> **STORED RECORDS**:
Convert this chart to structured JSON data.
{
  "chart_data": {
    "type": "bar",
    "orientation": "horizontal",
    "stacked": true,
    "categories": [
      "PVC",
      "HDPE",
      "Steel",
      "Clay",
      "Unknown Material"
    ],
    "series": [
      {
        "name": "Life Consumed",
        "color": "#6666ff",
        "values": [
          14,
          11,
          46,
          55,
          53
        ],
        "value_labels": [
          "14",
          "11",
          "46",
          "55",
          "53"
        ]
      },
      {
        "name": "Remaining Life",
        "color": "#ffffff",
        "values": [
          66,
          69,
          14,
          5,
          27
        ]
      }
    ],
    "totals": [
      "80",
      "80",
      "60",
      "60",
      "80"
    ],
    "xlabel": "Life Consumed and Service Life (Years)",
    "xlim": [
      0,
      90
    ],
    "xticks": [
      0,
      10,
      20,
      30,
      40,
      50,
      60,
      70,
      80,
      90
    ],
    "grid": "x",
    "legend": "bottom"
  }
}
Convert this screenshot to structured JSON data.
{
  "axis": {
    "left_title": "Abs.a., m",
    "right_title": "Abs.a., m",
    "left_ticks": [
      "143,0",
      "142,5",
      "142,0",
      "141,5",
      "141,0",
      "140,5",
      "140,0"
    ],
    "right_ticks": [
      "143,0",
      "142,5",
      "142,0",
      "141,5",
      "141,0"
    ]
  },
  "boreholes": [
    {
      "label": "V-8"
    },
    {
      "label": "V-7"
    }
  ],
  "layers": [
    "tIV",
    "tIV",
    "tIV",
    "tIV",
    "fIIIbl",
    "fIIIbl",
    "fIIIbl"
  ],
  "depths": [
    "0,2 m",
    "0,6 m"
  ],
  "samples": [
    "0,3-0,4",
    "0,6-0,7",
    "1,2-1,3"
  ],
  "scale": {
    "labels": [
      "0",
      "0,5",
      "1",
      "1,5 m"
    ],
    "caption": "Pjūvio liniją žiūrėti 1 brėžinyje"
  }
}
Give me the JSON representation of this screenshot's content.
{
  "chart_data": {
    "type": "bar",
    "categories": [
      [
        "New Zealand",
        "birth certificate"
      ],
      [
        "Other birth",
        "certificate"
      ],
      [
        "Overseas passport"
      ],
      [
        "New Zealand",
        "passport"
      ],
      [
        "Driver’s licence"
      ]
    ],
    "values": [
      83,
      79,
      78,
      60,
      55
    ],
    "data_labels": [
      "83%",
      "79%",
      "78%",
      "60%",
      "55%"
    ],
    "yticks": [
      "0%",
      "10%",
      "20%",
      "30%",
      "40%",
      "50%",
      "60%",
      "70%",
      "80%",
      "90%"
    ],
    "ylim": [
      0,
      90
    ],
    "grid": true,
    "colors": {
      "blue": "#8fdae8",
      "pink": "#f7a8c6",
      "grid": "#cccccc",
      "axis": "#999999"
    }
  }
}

> **WHAT IS BEING ASKED**: Write out exactly the lines from the line holding "Give me the" through the last line of the data, and nothing besides those lines.

> **RESULT**:
Give me the JSON representation of this screenshot's content.
{
  "chart_data": {
    "type": "bar",
    "categories": [
      [
        "New Zealand",
        "birth certificate"
      ],
      [
        "Other birth",
        "certificate"
      ],
      [
        "Overseas passport"
      ],
      [
        "New Zealand",
        "passport"
      ],
      [
        "Driver’s licence"
      ]
    ],
    "values": [
      83,
      79,
      78,
      60,
      55
    ],
    "data_labels": [
      "83%",
      "79%",
      "78%",
      "60%",
      "55%"
    ],
    "yticks": [
      "0%",
      "10%",
      "20%",
      "30%",
      "40%",
      "50%",
      "60%",
      "70%",
      "80%",
      "90%"
    ],
    "ylim": [
      0,
      90
    ],
    "grid": true,
    "colors": {
      "blue": "#8fdae8",
      "pink": "#f7a8c6",
      "grid": "#cccccc",
      "axis": "#999999"
    }
  }
}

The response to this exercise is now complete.